Instruction — Give the data again exactly as written, skipping any pictures.

[Entries from a visual dataset]
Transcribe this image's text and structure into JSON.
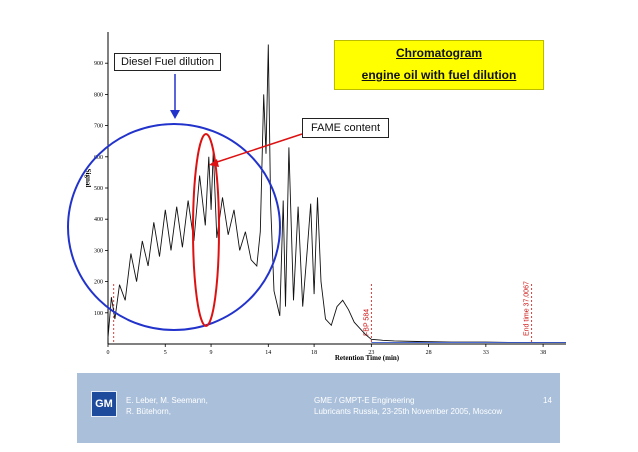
{
  "title": {
    "line1": "Chromatogram",
    "line2": "engine oil with fuel dilution"
  },
  "callouts": {
    "diesel": "Diesel Fuel dilution",
    "fame": "FAME content"
  },
  "chart_data": {
    "type": "line",
    "xlabel": "Retention Time (min)",
    "ylabel": "Signal",
    "xlim": [
      0,
      40
    ],
    "ylim": [
      0,
      1000
    ],
    "x_ticks": [
      0,
      5,
      9,
      14,
      18,
      23,
      28,
      33,
      38
    ],
    "y_ticks": [
      100,
      200,
      300,
      400,
      500,
      600,
      700,
      800,
      900
    ],
    "series": [
      {
        "x": [
          0,
          0.3,
          0.6,
          1.0,
          1.5,
          2.0,
          2.5,
          3.0,
          3.5,
          4.0,
          4.5,
          5.0,
          5.5,
          6.0,
          6.5,
          7.0,
          7.5,
          8.0,
          8.5,
          8.8,
          9.0,
          9.2,
          9.5,
          10.0,
          10.5,
          11.0,
          11.5,
          12.0,
          12.5,
          13.0,
          13.3,
          13.6,
          13.8,
          14.0,
          14.2,
          14.5,
          15.0,
          15.3,
          15.5,
          15.8,
          16.2,
          16.6,
          17.0,
          17.4,
          17.7,
          18.0,
          18.3,
          18.6,
          19.0,
          19.5,
          20.0,
          20.5,
          21.0,
          21.5,
          22.0,
          22.5,
          23.0,
          24.0,
          25.0,
          27.0,
          30.0,
          33.0,
          35.0,
          37.0,
          38.0,
          40.0
        ],
        "values": [
          20,
          150,
          80,
          190,
          140,
          290,
          200,
          330,
          250,
          390,
          280,
          430,
          300,
          440,
          310,
          460,
          330,
          540,
          380,
          600,
          430,
          620,
          340,
          470,
          350,
          430,
          300,
          360,
          270,
          250,
          360,
          800,
          610,
          960,
          450,
          170,
          90,
          460,
          120,
          630,
          140,
          440,
          120,
          300,
          450,
          160,
          470,
          200,
          80,
          60,
          120,
          140,
          110,
          70,
          50,
          30,
          15,
          12,
          10,
          8,
          6,
          6,
          5,
          5,
          5,
          5
        ]
      }
    ],
    "annotations": [
      {
        "label": "",
        "x": 0.5
      },
      {
        "label": "FBP 584",
        "x": 23
      },
      {
        "label": "End time 37.0067",
        "x": 37
      }
    ]
  },
  "footer": {
    "logo": "GM",
    "authors_line1": "E. Leber, M. Seemann,",
    "authors_line2": "R. Bütehorn,",
    "event_line1": "GME / GMPT-E Engineering",
    "event_line2": "Lubricants Russia, 23-25th November 2005, Moscow",
    "page_number": "14"
  }
}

Task output —
Transcribe this image's text and structure into JSON.
{
  "title": {
    "line1": "Chromatogram",
    "line2": "engine oil with fuel dilution"
  },
  "callouts": {
    "diesel": "Diesel Fuel dilution",
    "fame": "FAME content"
  },
  "chart_data": {
    "type": "line",
    "xlabel": "Retention Time (min)",
    "ylabel": "Signal",
    "xlim": [
      0,
      40
    ],
    "ylim": [
      0,
      1000
    ],
    "x_ticks": [
      0,
      5,
      9,
      14,
      18,
      23,
      28,
      33,
      38
    ],
    "y_ticks": [
      100,
      200,
      300,
      400,
      500,
      600,
      700,
      800,
      900
    ],
    "series": [
      {
        "x": [
          0,
          0.3,
          0.6,
          1.0,
          1.5,
          2.0,
          2.5,
          3.0,
          3.5,
          4.0,
          4.5,
          5.0,
          5.5,
          6.0,
          6.5,
          7.0,
          7.5,
          8.0,
          8.5,
          8.8,
          9.0,
          9.2,
          9.5,
          10.0,
          10.5,
          11.0,
          11.5,
          12.0,
          12.5,
          13.0,
          13.3,
          13.6,
          13.8,
          14.0,
          14.2,
          14.5,
          15.0,
          15.3,
          15.5,
          15.8,
          16.2,
          16.6,
          17.0,
          17.4,
          17.7,
          18.0,
          18.3,
          18.6,
          19.0,
          19.5,
          20.0,
          20.5,
          21.0,
          21.5,
          22.0,
          22.5,
          23.0,
          24.0,
          25.0,
          27.0,
          30.0,
          33.0,
          35.0,
          37.0,
          38.0,
          40.0
        ],
        "values": [
          20,
          150,
          80,
          190,
          140,
          290,
          200,
          330,
          250,
          390,
          280,
          430,
          300,
          440,
          310,
          460,
          330,
          540,
          380,
          600,
          430,
          620,
          340,
          470,
          350,
          430,
          300,
          360,
          270,
          250,
          360,
          800,
          610,
          960,
          450,
          170,
          90,
          460,
          120,
          630,
          140,
          440,
          120,
          300,
          450,
          160,
          470,
          200,
          80,
          60,
          120,
          140,
          110,
          70,
          50,
          30,
          15,
          12,
          10,
          8,
          6,
          6,
          5,
          5,
          5,
          5
        ]
      }
    ],
    "annotations": [
      {
        "label": "",
        "x": 0.5
      },
      {
        "label": "FBP 584",
        "x": 23
      },
      {
        "label": "End time 37.0067",
        "x": 37
      }
    ]
  },
  "footer": {
    "logo": "GM",
    "authors_line1": "E. Leber, M. Seemann,",
    "authors_line2": "R. Bütehorn,",
    "event_line1": "GME / GMPT-E Engineering",
    "event_line2": "Lubricants Russia, 23-25th November 2005, Moscow",
    "page_number": "14"
  }
}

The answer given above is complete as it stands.